**JOB**
Return all the data, word for word.

(Lines of data)

....................

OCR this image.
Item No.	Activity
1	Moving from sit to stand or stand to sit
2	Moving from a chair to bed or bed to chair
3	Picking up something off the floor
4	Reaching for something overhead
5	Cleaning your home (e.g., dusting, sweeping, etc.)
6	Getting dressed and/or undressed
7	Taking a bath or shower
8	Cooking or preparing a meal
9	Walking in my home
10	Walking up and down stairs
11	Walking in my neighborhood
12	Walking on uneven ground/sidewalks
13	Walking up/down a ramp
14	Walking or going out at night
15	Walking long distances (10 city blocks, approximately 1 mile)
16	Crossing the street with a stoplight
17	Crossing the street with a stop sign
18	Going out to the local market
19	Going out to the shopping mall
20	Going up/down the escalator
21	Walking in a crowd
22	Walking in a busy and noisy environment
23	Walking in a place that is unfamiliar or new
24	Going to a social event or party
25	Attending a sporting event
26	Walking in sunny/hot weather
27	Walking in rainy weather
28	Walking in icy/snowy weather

....................

**TASK RESULT**
OCR this image.
Item No.	Activity
1	Moving from sit to stand or stand to sit
2	Moving from a chair to bed or bed to chair
3	Picking up something off the floor
4	Reaching for something overhead
5	Cleaning your home (e.g., dusting, sweeping, etc.)
6	Getting dressed and/or undressed
7	Taking a bath or shower
8	Cooking or preparing a meal
9	Walking in my home
10	Walking up and down stairs
11	Walking in my neighborhood
12	Walking on uneven ground/sidewalks
13	Walking up/down a ramp
14	Walking or going out at night
15	Walking long distances (10 city blocks, approximately 1 mile)
16	Crossing the street with a stoplight
17	Crossing the street with a stop sign
18	Going out to the local market
19	Going out to the shopping mall
20	Going up/down the escalator
21	Walking in a crowd
22	Walking in a busy and noisy environment
23	Walking in a place that is unfamiliar or new
24	Going to a social event or party
25	Attending a sporting event
26	Walking in sunny/hot weather
27	Walking in rainy weather
28	Walking in icy/snowy weather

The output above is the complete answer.